* _Data to use_

⟨

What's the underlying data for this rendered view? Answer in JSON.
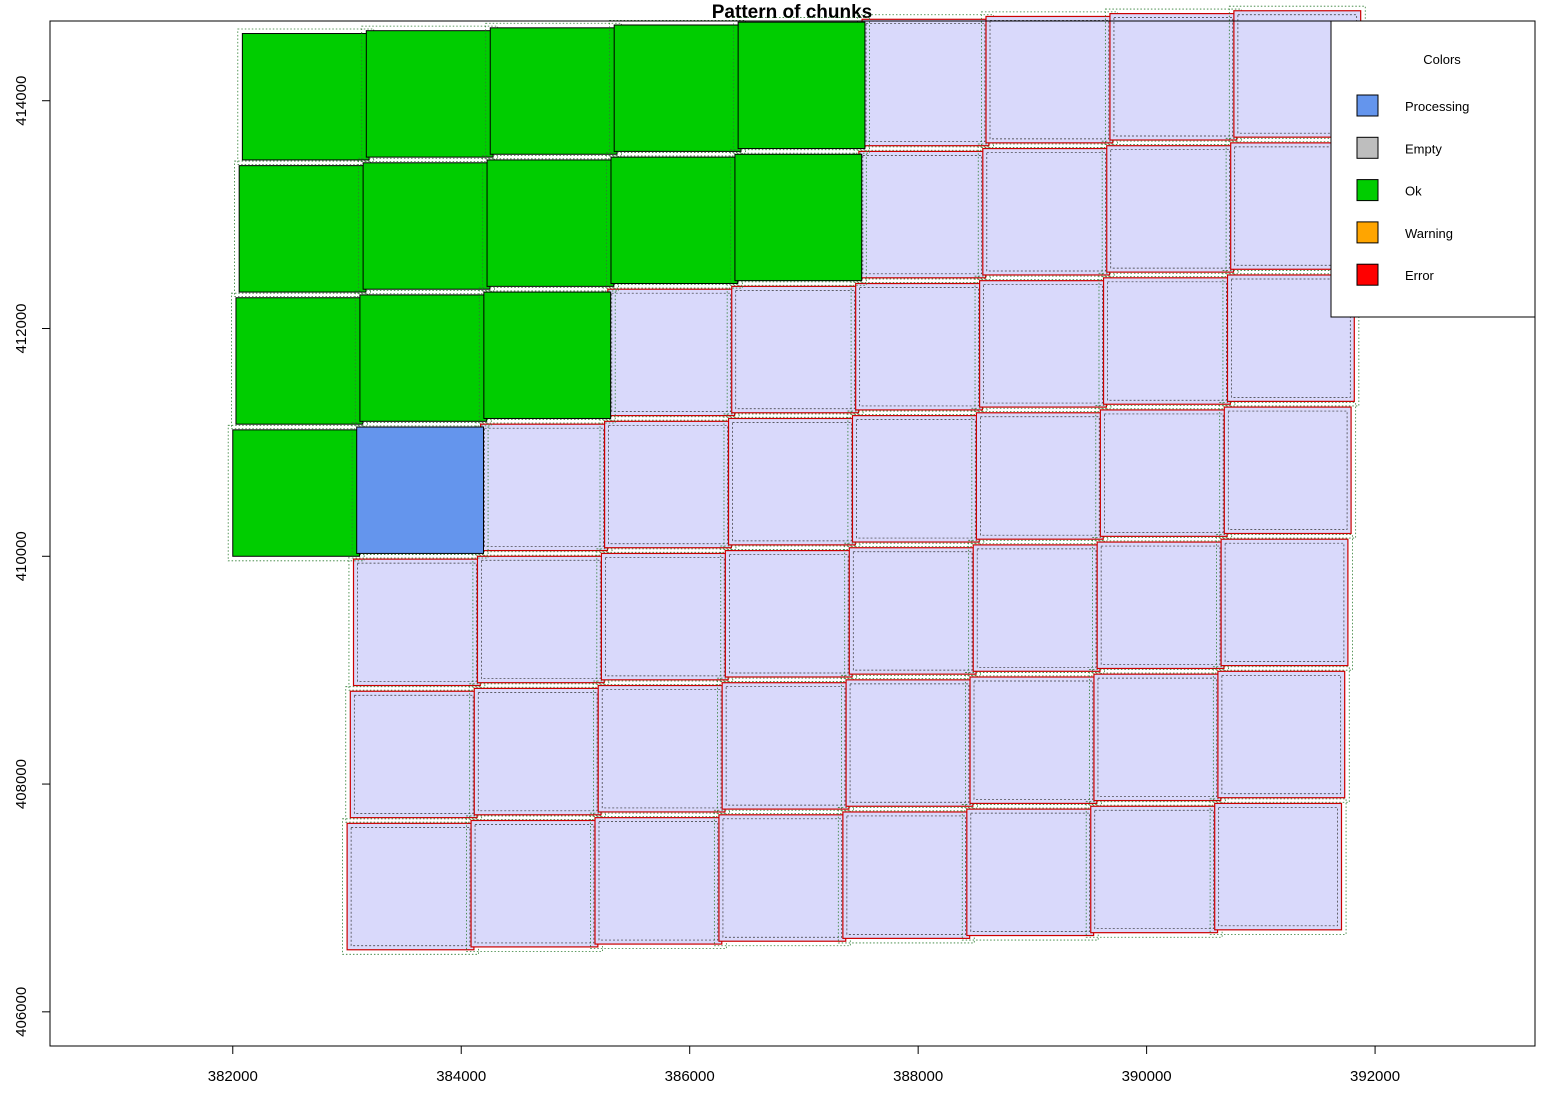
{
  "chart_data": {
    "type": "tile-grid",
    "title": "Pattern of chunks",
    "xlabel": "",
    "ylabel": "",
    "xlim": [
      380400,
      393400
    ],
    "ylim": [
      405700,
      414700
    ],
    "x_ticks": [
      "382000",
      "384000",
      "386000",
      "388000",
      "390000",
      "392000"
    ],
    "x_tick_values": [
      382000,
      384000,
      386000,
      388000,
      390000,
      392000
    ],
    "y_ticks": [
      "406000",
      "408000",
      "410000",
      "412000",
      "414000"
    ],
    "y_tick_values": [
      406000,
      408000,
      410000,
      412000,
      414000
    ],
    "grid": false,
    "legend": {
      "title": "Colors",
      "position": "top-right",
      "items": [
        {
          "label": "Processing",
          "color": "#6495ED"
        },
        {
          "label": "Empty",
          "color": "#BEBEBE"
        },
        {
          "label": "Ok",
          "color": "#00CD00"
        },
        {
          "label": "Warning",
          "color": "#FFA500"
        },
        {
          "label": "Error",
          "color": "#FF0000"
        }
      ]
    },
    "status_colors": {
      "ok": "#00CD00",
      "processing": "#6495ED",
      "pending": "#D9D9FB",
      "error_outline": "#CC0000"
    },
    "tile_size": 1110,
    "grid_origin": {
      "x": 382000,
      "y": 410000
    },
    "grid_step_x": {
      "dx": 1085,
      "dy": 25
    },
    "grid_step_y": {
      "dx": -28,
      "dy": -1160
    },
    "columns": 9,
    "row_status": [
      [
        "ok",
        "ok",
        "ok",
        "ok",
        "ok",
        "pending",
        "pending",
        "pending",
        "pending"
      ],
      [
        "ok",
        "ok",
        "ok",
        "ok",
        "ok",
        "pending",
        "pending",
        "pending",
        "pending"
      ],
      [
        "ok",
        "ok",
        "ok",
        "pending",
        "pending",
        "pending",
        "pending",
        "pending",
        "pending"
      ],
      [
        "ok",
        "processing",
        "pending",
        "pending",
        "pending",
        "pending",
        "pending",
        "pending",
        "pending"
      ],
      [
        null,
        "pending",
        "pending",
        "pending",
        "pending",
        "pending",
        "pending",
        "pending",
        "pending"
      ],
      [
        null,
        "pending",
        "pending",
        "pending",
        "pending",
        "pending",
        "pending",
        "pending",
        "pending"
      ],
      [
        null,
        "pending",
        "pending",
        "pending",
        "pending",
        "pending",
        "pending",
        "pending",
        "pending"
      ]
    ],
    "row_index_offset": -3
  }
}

⟩

* _Challenge_
Transcribe the material exactly, leaving every picture out.

* _The output_
What's the underlying data for this rendered view? Answer in JSON.
{
  "chart_data": {
    "type": "tile-grid",
    "title": "Pattern of chunks",
    "xlabel": "",
    "ylabel": "",
    "xlim": [
      380400,
      393400
    ],
    "ylim": [
      405700,
      414700
    ],
    "x_ticks": [
      "382000",
      "384000",
      "386000",
      "388000",
      "390000",
      "392000"
    ],
    "x_tick_values": [
      382000,
      384000,
      386000,
      388000,
      390000,
      392000
    ],
    "y_ticks": [
      "406000",
      "408000",
      "410000",
      "412000",
      "414000"
    ],
    "y_tick_values": [
      406000,
      408000,
      410000,
      412000,
      414000
    ],
    "grid": false,
    "legend": {
      "title": "Colors",
      "position": "top-right",
      "items": [
        {
          "label": "Processing",
          "color": "#6495ED"
        },
        {
          "label": "Empty",
          "color": "#BEBEBE"
        },
        {
          "label": "Ok",
          "color": "#00CD00"
        },
        {
          "label": "Warning",
          "color": "#FFA500"
        },
        {
          "label": "Error",
          "color": "#FF0000"
        }
      ]
    },
    "status_colors": {
      "ok": "#00CD00",
      "processing": "#6495ED",
      "pending": "#D9D9FB",
      "error_outline": "#CC0000"
    },
    "tile_size": 1110,
    "grid_origin": {
      "x": 382000,
      "y": 410000
    },
    "grid_step_x": {
      "dx": 1085,
      "dy": 25
    },
    "grid_step_y": {
      "dx": -28,
      "dy": -1160
    },
    "columns": 9,
    "row_status": [
      [
        "ok",
        "ok",
        "ok",
        "ok",
        "ok",
        "pending",
        "pending",
        "pending",
        "pending"
      ],
      [
        "ok",
        "ok",
        "ok",
        "ok",
        "ok",
        "pending",
        "pending",
        "pending",
        "pending"
      ],
      [
        "ok",
        "ok",
        "ok",
        "pending",
        "pending",
        "pending",
        "pending",
        "pending",
        "pending"
      ],
      [
        "ok",
        "processing",
        "pending",
        "pending",
        "pending",
        "pending",
        "pending",
        "pending",
        "pending"
      ],
      [
        null,
        "pending",
        "pending",
        "pending",
        "pending",
        "pending",
        "pending",
        "pending",
        "pending"
      ],
      [
        null,
        "pending",
        "pending",
        "pending",
        "pending",
        "pending",
        "pending",
        "pending",
        "pending"
      ],
      [
        null,
        "pending",
        "pending",
        "pending",
        "pending",
        "pending",
        "pending",
        "pending",
        "pending"
      ]
    ],
    "row_index_offset": -3
  }
}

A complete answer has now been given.